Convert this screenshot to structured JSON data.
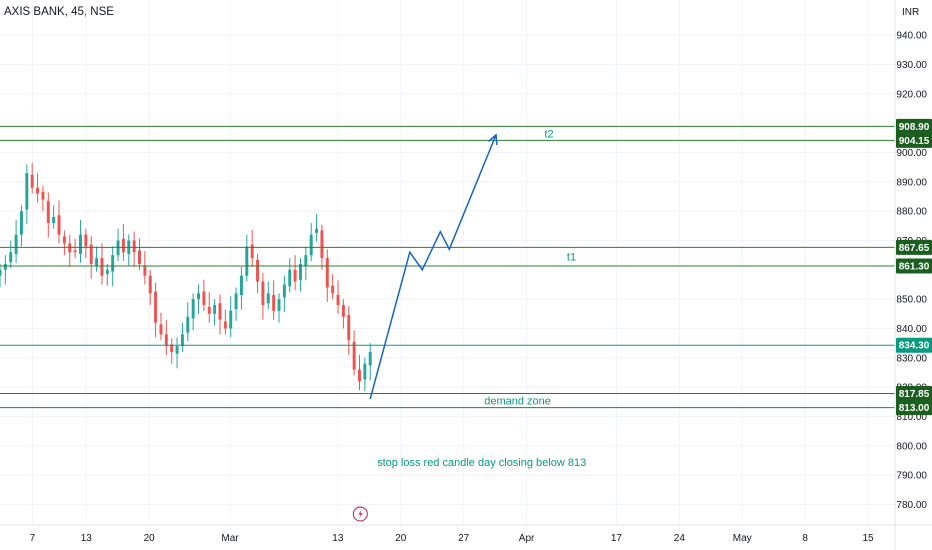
{
  "header": {
    "title": "AXIS BANK, 45, NSE",
    "currency": "INR"
  },
  "chart_data": {
    "type": "candlestick",
    "ylim": [
      773,
      952
    ],
    "y_ticks": [
      940,
      930,
      920,
      900,
      890,
      880,
      870,
      850,
      840,
      830,
      820,
      810,
      800,
      790,
      780
    ],
    "y_tick_labels": [
      "940.00",
      "930.00",
      "920.00",
      "900.00",
      "890.00",
      "880.00",
      "870.00",
      "850.00",
      "840.00",
      "830.00",
      "820.00",
      "810.00",
      "800.00",
      "790.00",
      "780.00"
    ],
    "x_ticks": [
      {
        "label": "7",
        "x": 7
      },
      {
        "label": "13",
        "x": 13
      },
      {
        "label": "20",
        "x": 20
      },
      {
        "label": "Mar",
        "x": 29
      },
      {
        "label": "13",
        "x": 41
      },
      {
        "label": "20",
        "x": 48
      },
      {
        "label": "27",
        "x": 55
      },
      {
        "label": "Apr",
        "x": 62
      },
      {
        "label": "17",
        "x": 72
      },
      {
        "label": "24",
        "x": 79
      },
      {
        "label": "May",
        "x": 86
      },
      {
        "label": "8",
        "x": 93
      },
      {
        "label": "15",
        "x": 100
      }
    ],
    "xlim": [
      3.4,
      103
    ],
    "candles_close": [
      860,
      862,
      866,
      872,
      880,
      893,
      888,
      886,
      884,
      876,
      878,
      872,
      869,
      866,
      866,
      872,
      868,
      862,
      864,
      858,
      860,
      865,
      870,
      866,
      870,
      866,
      862,
      858,
      852,
      842,
      838,
      834,
      832,
      834,
      838,
      844,
      850,
      852,
      848,
      845,
      848,
      843,
      840,
      846,
      852,
      858,
      868,
      864,
      856,
      848,
      852,
      846,
      850,
      855,
      860,
      856,
      862,
      865,
      872,
      874,
      864,
      854,
      852,
      848,
      844,
      836,
      826,
      822,
      828,
      832
    ],
    "candles_x_range": [
      3.4,
      44.6
    ],
    "bull_color": "#26a69a",
    "bear_color": "#ef5350",
    "levels": [
      {
        "value": 908.9,
        "label": "908.90",
        "color": "#1b5e20",
        "line_color": "#2e7d32"
      },
      {
        "value": 904.15,
        "label": "904.15",
        "color": "#1b5e20",
        "line_color": "#2e7d32"
      },
      {
        "value": 867.65,
        "label": "867.65",
        "color": "#1b5e20",
        "line_color": "#2e7d32"
      },
      {
        "value": 861.3,
        "label": "861.30",
        "color": "#1b5e20",
        "line_color": "#2e7d32"
      },
      {
        "value": 834.3,
        "label": "834.30",
        "color": "#089981",
        "line_color": "#089981"
      },
      {
        "value": 817.85,
        "label": "817.85",
        "color": "#1b5e20",
        "line_color": "#2e7d32"
      },
      {
        "value": 813.0,
        "label": "813.00",
        "color": "#1b5e20",
        "line_color": "#2e7d32"
      }
    ],
    "projection_color": "#1565c0",
    "projection": [
      {
        "x": 44.6,
        "y": 816
      },
      {
        "x": 49.0,
        "y": 866
      },
      {
        "x": 50.4,
        "y": 860
      },
      {
        "x": 52.4,
        "y": 873
      },
      {
        "x": 53.4,
        "y": 867
      },
      {
        "x": 58.6,
        "y": 906
      }
    ],
    "annotations": [
      {
        "text": "t2",
        "x": 64.5,
        "y": 906.5,
        "color": "#089981"
      },
      {
        "text": "t1",
        "x": 67.0,
        "y": 864.5,
        "color": "#089981"
      },
      {
        "text": "demand zone",
        "x": 61.0,
        "y": 815.4,
        "color": "#089981"
      },
      {
        "text": "stop loss red candle  day closing below 813",
        "x": 57.0,
        "y": 794.5,
        "color": "#089981"
      }
    ]
  }
}
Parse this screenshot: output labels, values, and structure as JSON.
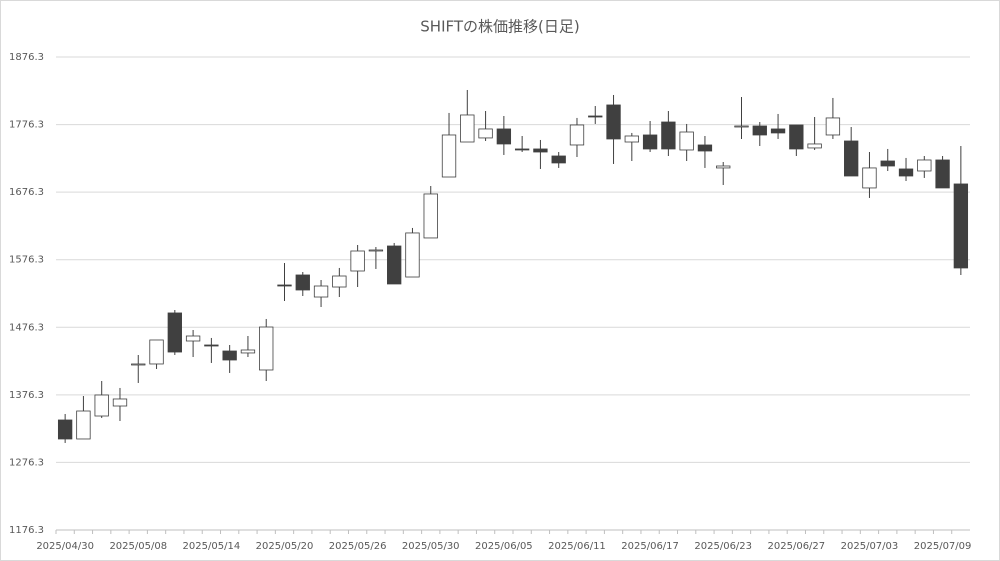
{
  "chart_data": {
    "type": "candlestick",
    "title": "SHIFTの株価推移(日足)",
    "categories": [
      "2025/04/30",
      null,
      null,
      null,
      "2025/05/08",
      null,
      null,
      null,
      "2025/05/14",
      null,
      null,
      null,
      "2025/05/20",
      null,
      null,
      null,
      "2025/05/26",
      null,
      null,
      null,
      "2025/05/30",
      null,
      null,
      null,
      "2025/06/05",
      null,
      null,
      null,
      "2025/06/11",
      null,
      null,
      null,
      "2025/06/17",
      null,
      null,
      null,
      "2025/06/23",
      null,
      null,
      null,
      "2025/06/27",
      null,
      null,
      null,
      "2025/07/03",
      null,
      null,
      null,
      "2025/07/09",
      null
    ],
    "open": [
      1339.1,
      1311.0,
      1345.0,
      1359.8,
      1420.5,
      1422.0,
      1497.5,
      1456.0,
      1450.1,
      1441.2,
      1438.3,
      1413.1,
      1538.9,
      1553.7,
      1521.1,
      1535.9,
      1559.6,
      1589.2,
      1596.6,
      1550.7,
      1608.5,
      1698.7,
      1750.5,
      1756.5,
      1769.8,
      1740.2,
      1740.2,
      1729.8,
      1746.1,
      1789.0,
      1805.3,
      1750.5,
      1760.9,
      1780.1,
      1738.7,
      1746.1,
      1712.1,
      1772.7,
      1774.2,
      1769.8,
      1775.7,
      1741.7,
      1760.9,
      1752.0,
      1682.5,
      1722.4,
      1710.6,
      1707.6,
      1723.9,
      1688.4
    ],
    "high": [
      1348.0,
      1374.6,
      1396.8,
      1386.5,
      1435.3,
      1457.5,
      1501.9,
      1472.3,
      1460.5,
      1450.1,
      1463.4,
      1488.6,
      1571.5,
      1558.1,
      1546.3,
      1564.1,
      1598.1,
      1595.1,
      1601.1,
      1623.3,
      1685.4,
      1793.5,
      1827.5,
      1796.4,
      1789.0,
      1759.4,
      1753.5,
      1735.7,
      1786.1,
      1803.8,
      1820.1,
      1763.9,
      1781.6,
      1796.4,
      1777.2,
      1759.4,
      1720.9,
      1817.1,
      1780.1,
      1792.0,
      1775.7,
      1787.5,
      1815.7,
      1772.7,
      1735.7,
      1740.2,
      1726.9,
      1729.8,
      1729.8,
      1744.6
    ],
    "low": [
      1305.1,
      1311.0,
      1342.1,
      1337.6,
      1393.9,
      1414.6,
      1435.3,
      1432.3,
      1423.5,
      1408.7,
      1432.3,
      1396.8,
      1515.2,
      1522.6,
      1506.3,
      1521.1,
      1535.9,
      1562.6,
      1540.4,
      1550.7,
      1608.5,
      1698.7,
      1750.5,
      1752.0,
      1731.3,
      1735.7,
      1710.6,
      1712.1,
      1728.3,
      1777.2,
      1718.0,
      1722.4,
      1735.7,
      1729.8,
      1722.4,
      1712.1,
      1686.9,
      1755.0,
      1744.6,
      1755.0,
      1729.8,
      1738.7,
      1755.0,
      1700.2,
      1667.7,
      1707.6,
      1692.8,
      1697.3,
      1682.5,
      1553.7
    ],
    "close": [
      1311.0,
      1352.4,
      1376.1,
      1370.2,
      1422.0,
      1457.5,
      1439.7,
      1463.4,
      1448.6,
      1427.9,
      1442.7,
      1476.7,
      1537.4,
      1531.5,
      1537.4,
      1552.2,
      1589.2,
      1590.7,
      1540.4,
      1615.9,
      1673.6,
      1760.9,
      1790.5,
      1769.8,
      1747.6,
      1738.7,
      1735.7,
      1719.5,
      1775.7,
      1787.5,
      1755.0,
      1759.4,
      1740.2,
      1740.2,
      1765.3,
      1737.2,
      1715.0,
      1774.2,
      1760.9,
      1763.9,
      1740.2,
      1747.6,
      1786.1,
      1700.2,
      1712.1,
      1715.0,
      1700.2,
      1723.9,
      1682.5,
      1564.1
    ],
    "up_color": "#ffffff",
    "down_color": "#404040",
    "edge_color": "#404040",
    "ylim": [
      1176.3,
      1876.3
    ],
    "yticks": [
      1176.3,
      1276.3,
      1376.3,
      1476.3,
      1576.3,
      1676.3,
      1776.3,
      1876.3
    ],
    "grid": true
  }
}
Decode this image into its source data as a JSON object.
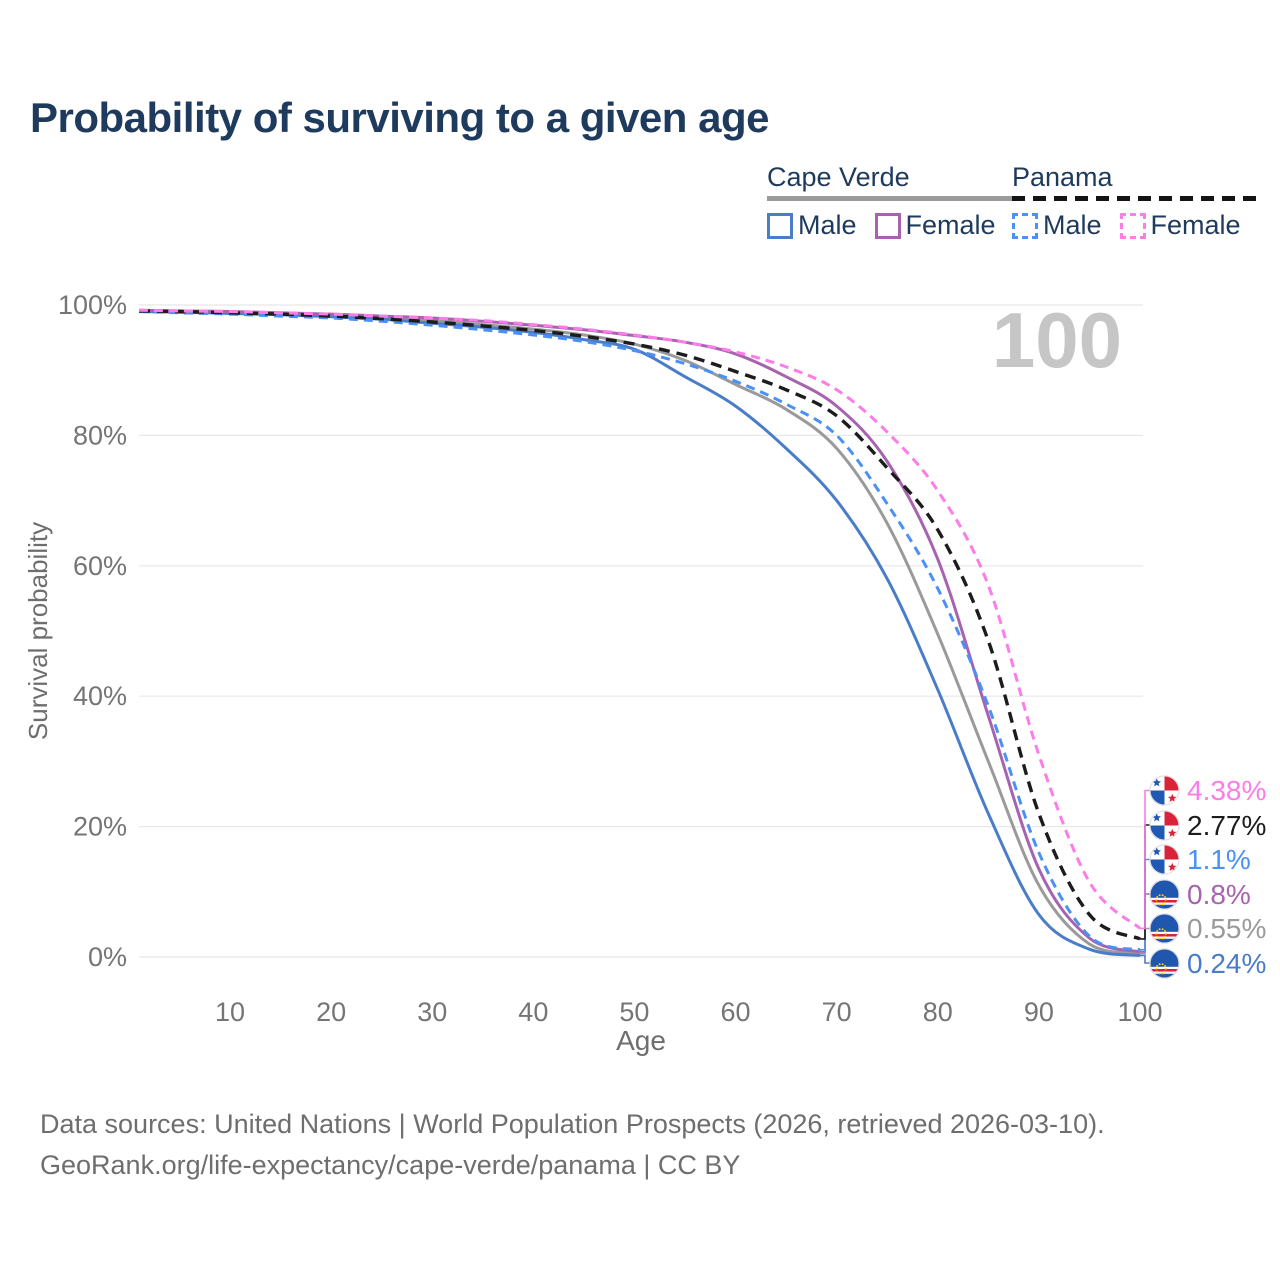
{
  "title": "Probability of surviving to a given age",
  "watermark": "100",
  "legend": {
    "groups": [
      {
        "name": "Cape Verde",
        "line_style": "solid",
        "underline_color": "#9a9a9a",
        "items": [
          {
            "label": "Male",
            "color": "#4a7dc9"
          },
          {
            "label": "Female",
            "color": "#a863b0"
          }
        ]
      },
      {
        "name": "Panama",
        "line_style": "dashed",
        "underline_color": "#141414",
        "items": [
          {
            "label": "Male",
            "color": "#4a90f5"
          },
          {
            "label": "Female",
            "color": "#fc7ce8"
          }
        ]
      }
    ]
  },
  "chart_data": {
    "type": "line",
    "title": "Probability of surviving to a given age",
    "xlabel": "Age",
    "ylabel": "Survival probability",
    "xlim": [
      1,
      100
    ],
    "ylim": [
      0,
      100
    ],
    "grid": "horizontal",
    "x_ticks": [
      10,
      20,
      30,
      40,
      50,
      60,
      70,
      80,
      90,
      100
    ],
    "y_ticks": [
      {
        "value": 0,
        "label": "0%"
      },
      {
        "value": 20,
        "label": "20%"
      },
      {
        "value": 40,
        "label": "40%"
      },
      {
        "value": 60,
        "label": "60%"
      },
      {
        "value": 80,
        "label": "80%"
      },
      {
        "value": 100,
        "label": "100%"
      }
    ],
    "x": [
      1,
      5,
      10,
      15,
      20,
      25,
      30,
      35,
      40,
      45,
      50,
      55,
      60,
      65,
      70,
      75,
      80,
      85,
      90,
      95,
      100
    ],
    "series": [
      {
        "id": "cape-verde-total",
        "name": "Cape Verde",
        "country": "Cape Verde",
        "sex": "Both",
        "color": "#9a9a9a",
        "dash": false,
        "flag": "cape-verde",
        "end_label": "0.55%",
        "values": [
          99.1,
          99.0,
          98.8,
          98.6,
          98.4,
          98.0,
          97.6,
          97.0,
          96.3,
          95.4,
          94.0,
          91.5,
          87.8,
          84.0,
          78.0,
          66.5,
          49.5,
          30.0,
          11.0,
          2.0,
          0.55
        ]
      },
      {
        "id": "cape-verde-male",
        "name": "Cape Verde Male",
        "country": "Cape Verde",
        "sex": "Male",
        "color": "#4a7dc9",
        "dash": false,
        "flag": "cape-verde",
        "end_label": "0.24%",
        "values": [
          99.0,
          98.9,
          98.7,
          98.5,
          98.2,
          97.8,
          97.2,
          96.6,
          95.8,
          94.7,
          93.2,
          89.0,
          84.5,
          78.0,
          70.0,
          58.0,
          41.0,
          22.0,
          6.5,
          1.2,
          0.24
        ]
      },
      {
        "id": "cape-verde-female",
        "name": "Cape Verde Female",
        "country": "Cape Verde",
        "sex": "Female",
        "color": "#a863b0",
        "dash": false,
        "flag": "cape-verde",
        "end_label": "0.8%",
        "values": [
          99.2,
          99.1,
          99.0,
          98.8,
          98.6,
          98.3,
          98.0,
          97.5,
          96.9,
          96.2,
          95.3,
          94.3,
          92.5,
          89.0,
          84.5,
          76.0,
          61.0,
          37.0,
          13.5,
          2.9,
          0.8
        ]
      },
      {
        "id": "panama-male",
        "name": "Panama Male",
        "country": "Panama",
        "sex": "Male",
        "color": "#4a90f5",
        "dash": true,
        "flag": "panama",
        "end_label": "1.1%",
        "values": [
          99.0,
          98.8,
          98.6,
          98.3,
          98.0,
          97.5,
          96.9,
          96.2,
          95.4,
          94.4,
          93.0,
          91.0,
          88.3,
          84.8,
          80.0,
          69.5,
          56.5,
          38.5,
          16.0,
          3.2,
          1.1
        ]
      },
      {
        "id": "panama-total",
        "name": "Panama",
        "country": "Panama",
        "sex": "Both",
        "color": "#1c1c1c",
        "dash": true,
        "flag": "panama",
        "end_label": "2.77%",
        "values": [
          99.1,
          99.0,
          98.8,
          98.6,
          98.3,
          97.9,
          97.4,
          96.8,
          96.1,
          95.2,
          94.0,
          92.3,
          89.8,
          87.0,
          83.0,
          75.0,
          65.5,
          48.5,
          22.0,
          6.5,
          2.77
        ]
      },
      {
        "id": "panama-female",
        "name": "Panama Female",
        "country": "Panama",
        "sex": "Female",
        "color": "#fc7ce8",
        "dash": true,
        "flag": "panama",
        "end_label": "4.38%",
        "values": [
          99.2,
          99.1,
          99.0,
          98.8,
          98.6,
          98.3,
          98.0,
          97.6,
          97.0,
          96.3,
          95.4,
          94.3,
          92.8,
          90.5,
          87.0,
          80.5,
          71.5,
          57.0,
          31.0,
          11.5,
          4.38
        ]
      }
    ]
  },
  "footer": {
    "line1": "Data sources: United Nations | World Population Prospects (2026, retrieved 2026-03-10).",
    "line2": "GeoRank.org/life-expectancy/cape-verde/panama | CC BY"
  }
}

- - - - -

**WHAT TO WORK ON:** Pull out all lines containing "name".

**TASK RESPONSE:**
        "name": "Cape Verde",
        "name": "Panama",
        "name": "Cape Verde",
        "name": "Cape Verde Male",
        "name": "Cape Verde Female",
        "name": "Panama Male",
        "name": "Panama",
        "name": "Panama Female",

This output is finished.